### DATA EXTRACTS:
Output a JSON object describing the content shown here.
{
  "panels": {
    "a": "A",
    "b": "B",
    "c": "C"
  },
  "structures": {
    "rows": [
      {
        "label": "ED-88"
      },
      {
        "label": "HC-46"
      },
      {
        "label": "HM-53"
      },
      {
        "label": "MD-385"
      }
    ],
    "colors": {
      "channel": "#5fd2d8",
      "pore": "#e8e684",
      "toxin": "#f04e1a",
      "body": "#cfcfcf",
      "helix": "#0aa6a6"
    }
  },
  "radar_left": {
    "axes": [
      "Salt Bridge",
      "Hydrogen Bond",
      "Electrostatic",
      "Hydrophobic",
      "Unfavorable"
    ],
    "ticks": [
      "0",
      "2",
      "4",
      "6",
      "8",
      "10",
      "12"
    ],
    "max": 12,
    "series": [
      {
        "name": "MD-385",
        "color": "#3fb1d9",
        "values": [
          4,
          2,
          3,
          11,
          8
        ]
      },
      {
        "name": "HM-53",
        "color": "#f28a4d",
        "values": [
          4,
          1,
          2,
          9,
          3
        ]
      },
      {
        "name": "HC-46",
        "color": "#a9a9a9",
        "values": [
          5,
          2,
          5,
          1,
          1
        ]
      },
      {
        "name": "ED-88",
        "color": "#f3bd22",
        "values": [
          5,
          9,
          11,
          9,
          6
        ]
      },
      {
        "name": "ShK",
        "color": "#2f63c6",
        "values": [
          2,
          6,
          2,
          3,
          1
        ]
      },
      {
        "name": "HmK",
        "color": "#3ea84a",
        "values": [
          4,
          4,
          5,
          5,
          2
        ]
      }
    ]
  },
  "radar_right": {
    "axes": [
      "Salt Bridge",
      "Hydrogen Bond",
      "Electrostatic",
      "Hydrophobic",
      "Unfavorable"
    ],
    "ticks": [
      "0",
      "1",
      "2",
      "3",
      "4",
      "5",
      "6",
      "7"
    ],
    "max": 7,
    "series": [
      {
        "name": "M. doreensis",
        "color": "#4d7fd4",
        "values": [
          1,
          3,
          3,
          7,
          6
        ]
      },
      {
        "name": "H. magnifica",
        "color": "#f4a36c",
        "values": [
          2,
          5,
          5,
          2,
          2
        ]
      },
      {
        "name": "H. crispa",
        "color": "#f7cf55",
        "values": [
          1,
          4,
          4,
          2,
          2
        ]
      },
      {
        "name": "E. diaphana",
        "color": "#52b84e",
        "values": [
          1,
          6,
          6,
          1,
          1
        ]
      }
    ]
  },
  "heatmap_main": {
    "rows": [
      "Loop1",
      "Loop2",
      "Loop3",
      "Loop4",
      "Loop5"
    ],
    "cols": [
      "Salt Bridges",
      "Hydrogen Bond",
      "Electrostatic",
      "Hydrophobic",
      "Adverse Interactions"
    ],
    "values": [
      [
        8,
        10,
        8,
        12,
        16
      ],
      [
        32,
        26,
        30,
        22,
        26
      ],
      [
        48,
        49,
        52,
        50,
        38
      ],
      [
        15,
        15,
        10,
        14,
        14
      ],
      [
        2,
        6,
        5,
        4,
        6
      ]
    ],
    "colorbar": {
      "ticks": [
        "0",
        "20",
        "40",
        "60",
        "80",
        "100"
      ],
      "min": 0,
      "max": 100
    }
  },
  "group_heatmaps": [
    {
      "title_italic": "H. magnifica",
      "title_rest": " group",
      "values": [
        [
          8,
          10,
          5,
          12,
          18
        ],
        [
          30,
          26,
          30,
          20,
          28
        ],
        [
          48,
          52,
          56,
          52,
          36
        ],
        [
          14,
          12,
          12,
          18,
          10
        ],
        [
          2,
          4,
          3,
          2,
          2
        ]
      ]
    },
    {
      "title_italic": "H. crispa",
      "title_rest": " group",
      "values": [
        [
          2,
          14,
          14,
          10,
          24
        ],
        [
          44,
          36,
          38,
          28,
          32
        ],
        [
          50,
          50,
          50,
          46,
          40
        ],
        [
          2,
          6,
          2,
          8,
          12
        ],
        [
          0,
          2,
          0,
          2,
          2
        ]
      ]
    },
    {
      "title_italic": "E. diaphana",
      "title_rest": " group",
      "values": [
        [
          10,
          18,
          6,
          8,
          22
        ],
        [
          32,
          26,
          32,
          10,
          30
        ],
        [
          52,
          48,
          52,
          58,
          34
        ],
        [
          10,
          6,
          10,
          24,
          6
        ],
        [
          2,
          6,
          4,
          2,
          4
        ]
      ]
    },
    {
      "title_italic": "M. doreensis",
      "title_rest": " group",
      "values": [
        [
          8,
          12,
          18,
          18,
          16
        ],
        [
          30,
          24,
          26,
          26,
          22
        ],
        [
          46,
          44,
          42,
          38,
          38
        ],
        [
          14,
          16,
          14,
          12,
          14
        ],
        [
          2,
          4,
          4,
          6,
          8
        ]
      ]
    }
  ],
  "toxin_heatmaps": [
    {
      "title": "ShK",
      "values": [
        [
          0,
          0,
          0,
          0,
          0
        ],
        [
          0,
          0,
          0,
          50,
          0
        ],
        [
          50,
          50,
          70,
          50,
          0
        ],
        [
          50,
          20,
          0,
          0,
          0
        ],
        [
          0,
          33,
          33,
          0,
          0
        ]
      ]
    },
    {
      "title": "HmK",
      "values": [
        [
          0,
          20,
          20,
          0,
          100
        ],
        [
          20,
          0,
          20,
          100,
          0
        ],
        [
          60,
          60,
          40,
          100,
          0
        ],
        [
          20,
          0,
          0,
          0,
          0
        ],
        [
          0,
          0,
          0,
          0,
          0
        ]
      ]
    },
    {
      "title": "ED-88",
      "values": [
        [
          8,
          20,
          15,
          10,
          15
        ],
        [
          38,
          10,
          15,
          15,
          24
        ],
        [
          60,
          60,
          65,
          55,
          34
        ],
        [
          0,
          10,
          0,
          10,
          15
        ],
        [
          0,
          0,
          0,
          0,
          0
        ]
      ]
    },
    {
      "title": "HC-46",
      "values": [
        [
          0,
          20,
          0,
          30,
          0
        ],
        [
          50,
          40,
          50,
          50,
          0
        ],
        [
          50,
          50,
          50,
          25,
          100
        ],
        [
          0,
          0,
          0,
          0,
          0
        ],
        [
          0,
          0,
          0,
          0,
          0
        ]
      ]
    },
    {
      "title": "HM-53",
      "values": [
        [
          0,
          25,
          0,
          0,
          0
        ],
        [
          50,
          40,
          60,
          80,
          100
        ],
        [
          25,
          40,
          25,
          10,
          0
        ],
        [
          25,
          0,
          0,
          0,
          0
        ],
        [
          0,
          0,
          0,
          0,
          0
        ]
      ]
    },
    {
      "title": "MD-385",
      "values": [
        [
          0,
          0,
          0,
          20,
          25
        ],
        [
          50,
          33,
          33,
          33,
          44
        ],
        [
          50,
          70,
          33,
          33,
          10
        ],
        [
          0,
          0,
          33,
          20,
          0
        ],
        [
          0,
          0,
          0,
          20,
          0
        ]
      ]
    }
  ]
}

### YOUR TASK:
Search the material for the word "magnifica" and copy each line where it occurs.

### EXERCISE ANSWER:
        "name": "H. magnifica",
      "title_italic": "H. magnifica",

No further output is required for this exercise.